◆ ENTRIES PROVIDED:
——————————

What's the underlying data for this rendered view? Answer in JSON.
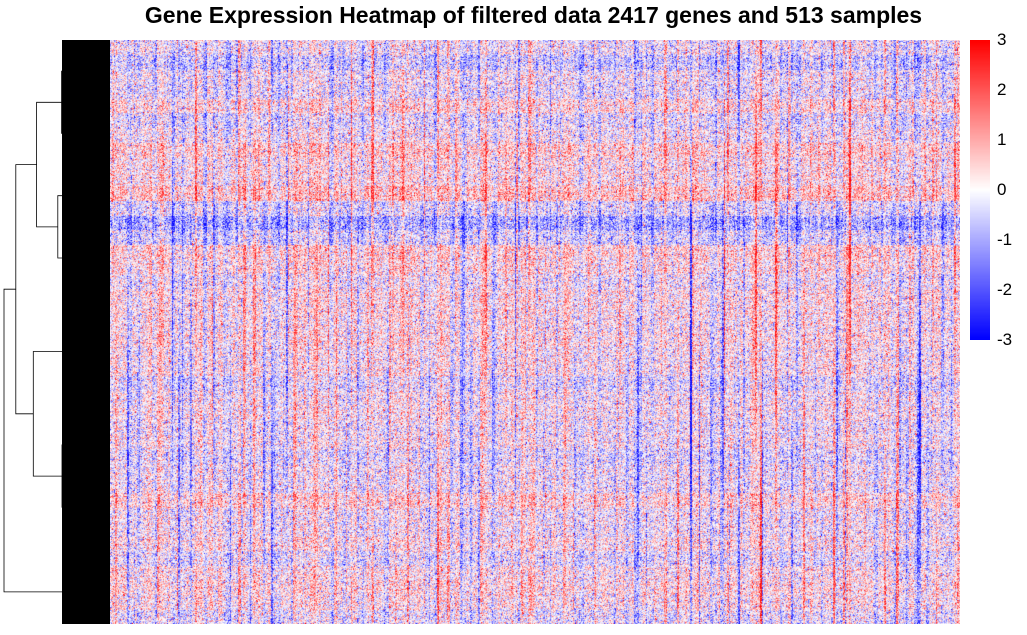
{
  "chart_data": {
    "type": "heatmap",
    "title": "Gene Expression Heatmap of filtered data 2417 genes and 513 samples",
    "n_genes": 2417,
    "n_samples": 513,
    "row_dendrogram": true,
    "color_scale": {
      "min": -3,
      "max": 3,
      "low_color": "#0000ff",
      "mid_color": "#ffffff",
      "high_color": "#ff0000"
    },
    "legend_ticks": [
      "3",
      "2",
      "1",
      "0",
      "-1",
      "-2",
      "-3"
    ],
    "legend_tick_values": [
      3,
      2,
      1,
      0,
      -1,
      -2,
      -3
    ],
    "legend_placement": "right"
  }
}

——————————

◆ GOAL OF THE EXERCISE: Your response must consist of the material above, reproduced word for word, with the images omitted.

◆ TASK ANSWER:
What's the underlying data for this rendered view? Answer in JSON.
{
  "chart_data": {
    "type": "heatmap",
    "title": "Gene Expression Heatmap of filtered data 2417 genes and 513 samples",
    "n_genes": 2417,
    "n_samples": 513,
    "row_dendrogram": true,
    "color_scale": {
      "min": -3,
      "max": 3,
      "low_color": "#0000ff",
      "mid_color": "#ffffff",
      "high_color": "#ff0000"
    },
    "legend_ticks": [
      "3",
      "2",
      "1",
      "0",
      "-1",
      "-2",
      "-3"
    ],
    "legend_tick_values": [
      3,
      2,
      1,
      0,
      -1,
      -2,
      -3
    ],
    "legend_placement": "right"
  }
}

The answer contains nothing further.